§ AIM: Transcribe the records that follow, preserving every word.

[Dataset listings of figures]
------------------------------------

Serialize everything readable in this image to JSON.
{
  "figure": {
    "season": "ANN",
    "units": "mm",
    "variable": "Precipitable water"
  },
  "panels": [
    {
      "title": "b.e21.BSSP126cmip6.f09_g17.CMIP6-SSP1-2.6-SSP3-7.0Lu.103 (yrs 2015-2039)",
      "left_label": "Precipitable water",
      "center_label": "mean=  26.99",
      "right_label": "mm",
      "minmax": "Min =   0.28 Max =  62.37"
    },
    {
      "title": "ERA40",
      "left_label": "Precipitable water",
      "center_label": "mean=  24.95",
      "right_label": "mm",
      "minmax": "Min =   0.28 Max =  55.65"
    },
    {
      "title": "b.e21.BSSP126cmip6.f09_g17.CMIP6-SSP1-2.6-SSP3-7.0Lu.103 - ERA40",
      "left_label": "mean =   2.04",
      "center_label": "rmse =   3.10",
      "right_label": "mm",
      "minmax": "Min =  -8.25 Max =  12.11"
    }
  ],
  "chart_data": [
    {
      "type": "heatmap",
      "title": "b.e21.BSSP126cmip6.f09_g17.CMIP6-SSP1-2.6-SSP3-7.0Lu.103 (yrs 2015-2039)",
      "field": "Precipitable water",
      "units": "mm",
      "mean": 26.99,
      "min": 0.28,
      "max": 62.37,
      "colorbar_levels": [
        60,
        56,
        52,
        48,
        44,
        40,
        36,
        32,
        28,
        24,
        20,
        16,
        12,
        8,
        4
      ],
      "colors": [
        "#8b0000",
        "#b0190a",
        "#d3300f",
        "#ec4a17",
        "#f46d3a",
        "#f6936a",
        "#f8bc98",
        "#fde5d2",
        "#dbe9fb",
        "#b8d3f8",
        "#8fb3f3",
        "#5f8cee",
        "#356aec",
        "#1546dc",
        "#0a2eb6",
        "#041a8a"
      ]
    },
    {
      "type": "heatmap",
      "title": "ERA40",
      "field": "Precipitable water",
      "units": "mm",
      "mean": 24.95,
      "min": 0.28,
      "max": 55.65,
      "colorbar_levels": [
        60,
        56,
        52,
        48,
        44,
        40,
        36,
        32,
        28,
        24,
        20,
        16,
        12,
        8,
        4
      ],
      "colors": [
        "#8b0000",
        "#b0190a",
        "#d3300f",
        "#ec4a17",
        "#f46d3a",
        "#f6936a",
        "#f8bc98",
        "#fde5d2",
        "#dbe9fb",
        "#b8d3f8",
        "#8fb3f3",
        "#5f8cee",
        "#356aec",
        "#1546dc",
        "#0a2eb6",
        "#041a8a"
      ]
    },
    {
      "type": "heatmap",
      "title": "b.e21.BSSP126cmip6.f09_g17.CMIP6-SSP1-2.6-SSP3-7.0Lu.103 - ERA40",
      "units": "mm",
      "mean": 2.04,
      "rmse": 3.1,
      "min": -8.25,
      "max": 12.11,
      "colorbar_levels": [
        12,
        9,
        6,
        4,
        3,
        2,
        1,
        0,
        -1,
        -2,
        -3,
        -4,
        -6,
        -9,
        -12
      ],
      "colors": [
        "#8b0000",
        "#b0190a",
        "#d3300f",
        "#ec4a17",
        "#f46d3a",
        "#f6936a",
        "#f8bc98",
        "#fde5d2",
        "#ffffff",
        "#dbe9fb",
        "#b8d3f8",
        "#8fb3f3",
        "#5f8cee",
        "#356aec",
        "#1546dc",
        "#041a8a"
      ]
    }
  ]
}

------------------------------------

§ TASK ANSWER:
Serialize everything readable in this image to JSON.
{
  "figure": {
    "season": "ANN",
    "units": "mm",
    "variable": "Precipitable water"
  },
  "panels": [
    {
      "title": "b.e21.BSSP126cmip6.f09_g17.CMIP6-SSP1-2.6-SSP3-7.0Lu.103 (yrs 2015-2039)",
      "left_label": "Precipitable water",
      "center_label": "mean=  26.99",
      "right_label": "mm",
      "minmax": "Min =   0.28 Max =  62.37"
    },
    {
      "title": "ERA40",
      "left_label": "Precipitable water",
      "center_label": "mean=  24.95",
      "right_label": "mm",
      "minmax": "Min =   0.28 Max =  55.65"
    },
    {
      "title": "b.e21.BSSP126cmip6.f09_g17.CMIP6-SSP1-2.6-SSP3-7.0Lu.103 - ERA40",
      "left_label": "mean =   2.04",
      "center_label": "rmse =   3.10",
      "right_label": "mm",
      "minmax": "Min =  -8.25 Max =  12.11"
    }
  ],
  "chart_data": [
    {
      "type": "heatmap",
      "title": "b.e21.BSSP126cmip6.f09_g17.CMIP6-SSP1-2.6-SSP3-7.0Lu.103 (yrs 2015-2039)",
      "field": "Precipitable water",
      "units": "mm",
      "mean": 26.99,
      "min": 0.28,
      "max": 62.37,
      "colorbar_levels": [
        60,
        56,
        52,
        48,
        44,
        40,
        36,
        32,
        28,
        24,
        20,
        16,
        12,
        8,
        4
      ],
      "colors": [
        "#8b0000",
        "#b0190a",
        "#d3300f",
        "#ec4a17",
        "#f46d3a",
        "#f6936a",
        "#f8bc98",
        "#fde5d2",
        "#dbe9fb",
        "#b8d3f8",
        "#8fb3f3",
        "#5f8cee",
        "#356aec",
        "#1546dc",
        "#0a2eb6",
        "#041a8a"
      ]
    },
    {
      "type": "heatmap",
      "title": "ERA40",
      "field": "Precipitable water",
      "units": "mm",
      "mean": 24.95,
      "min": 0.28,
      "max": 55.65,
      "colorbar_levels": [
        60,
        56,
        52,
        48,
        44,
        40,
        36,
        32,
        28,
        24,
        20,
        16,
        12,
        8,
        4
      ],
      "colors": [
        "#8b0000",
        "#b0190a",
        "#d3300f",
        "#ec4a17",
        "#f46d3a",
        "#f6936a",
        "#f8bc98",
        "#fde5d2",
        "#dbe9fb",
        "#b8d3f8",
        "#8fb3f3",
        "#5f8cee",
        "#356aec",
        "#1546dc",
        "#0a2eb6",
        "#041a8a"
      ]
    },
    {
      "type": "heatmap",
      "title": "b.e21.BSSP126cmip6.f09_g17.CMIP6-SSP1-2.6-SSP3-7.0Lu.103 - ERA40",
      "units": "mm",
      "mean": 2.04,
      "rmse": 3.1,
      "min": -8.25,
      "max": 12.11,
      "colorbar_levels": [
        12,
        9,
        6,
        4,
        3,
        2,
        1,
        0,
        -1,
        -2,
        -3,
        -4,
        -6,
        -9,
        -12
      ],
      "colors": [
        "#8b0000",
        "#b0190a",
        "#d3300f",
        "#ec4a17",
        "#f46d3a",
        "#f6936a",
        "#f8bc98",
        "#fde5d2",
        "#ffffff",
        "#dbe9fb",
        "#b8d3f8",
        "#8fb3f3",
        "#5f8cee",
        "#356aec",
        "#1546dc",
        "#041a8a"
      ]
    }
  ]
}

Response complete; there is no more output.